● What the task requires
Each line that follows is to be retyped exactly.

● Entries provided
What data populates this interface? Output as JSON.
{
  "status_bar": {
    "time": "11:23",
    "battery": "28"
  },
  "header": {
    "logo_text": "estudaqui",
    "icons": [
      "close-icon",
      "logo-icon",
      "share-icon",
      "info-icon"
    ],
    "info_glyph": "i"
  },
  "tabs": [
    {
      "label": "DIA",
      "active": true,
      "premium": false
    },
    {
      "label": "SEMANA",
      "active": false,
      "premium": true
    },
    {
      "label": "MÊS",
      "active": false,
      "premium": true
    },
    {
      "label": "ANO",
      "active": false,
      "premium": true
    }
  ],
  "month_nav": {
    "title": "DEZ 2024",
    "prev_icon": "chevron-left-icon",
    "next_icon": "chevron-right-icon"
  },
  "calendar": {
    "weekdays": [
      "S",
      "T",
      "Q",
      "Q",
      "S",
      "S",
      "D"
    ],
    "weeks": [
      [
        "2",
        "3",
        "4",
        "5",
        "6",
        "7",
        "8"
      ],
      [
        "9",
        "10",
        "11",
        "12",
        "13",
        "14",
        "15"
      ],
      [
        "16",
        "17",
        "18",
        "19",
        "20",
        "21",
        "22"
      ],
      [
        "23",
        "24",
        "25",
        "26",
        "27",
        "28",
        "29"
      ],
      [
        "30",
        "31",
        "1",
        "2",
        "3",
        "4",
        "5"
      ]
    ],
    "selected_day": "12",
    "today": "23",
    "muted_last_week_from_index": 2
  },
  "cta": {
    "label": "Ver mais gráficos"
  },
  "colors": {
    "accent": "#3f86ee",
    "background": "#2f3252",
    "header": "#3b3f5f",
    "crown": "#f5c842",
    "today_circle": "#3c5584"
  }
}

● Result
What data populates this interface? Output as JSON.
{
  "status_bar": {
    "time": "11:23",
    "battery": "28"
  },
  "header": {
    "logo_text": "estudaqui",
    "icons": [
      "close-icon",
      "logo-icon",
      "share-icon",
      "info-icon"
    ],
    "info_glyph": "i"
  },
  "tabs": [
    {
      "label": "DIA",
      "active": true,
      "premium": false
    },
    {
      "label": "SEMANA",
      "active": false,
      "premium": true
    },
    {
      "label": "MÊS",
      "active": false,
      "premium": true
    },
    {
      "label": "ANO",
      "active": false,
      "premium": true
    }
  ],
  "month_nav": {
    "title": "DEZ 2024",
    "prev_icon": "chevron-left-icon",
    "next_icon": "chevron-right-icon"
  },
  "calendar": {
    "weekdays": [
      "S",
      "T",
      "Q",
      "Q",
      "S",
      "S",
      "D"
    ],
    "weeks": [
      [
        "2",
        "3",
        "4",
        "5",
        "6",
        "7",
        "8"
      ],
      [
        "9",
        "10",
        "11",
        "12",
        "13",
        "14",
        "15"
      ],
      [
        "16",
        "17",
        "18",
        "19",
        "20",
        "21",
        "22"
      ],
      [
        "23",
        "24",
        "25",
        "26",
        "27",
        "28",
        "29"
      ],
      [
        "30",
        "31",
        "1",
        "2",
        "3",
        "4",
        "5"
      ]
    ],
    "selected_day": "12",
    "today": "23",
    "muted_last_week_from_index": 2
  },
  "cta": {
    "label": "Ver mais gráficos"
  },
  "colors": {
    "accent": "#3f86ee",
    "background": "#2f3252",
    "header": "#3b3f5f",
    "crown": "#f5c842",
    "today_circle": "#3c5584"
  }
}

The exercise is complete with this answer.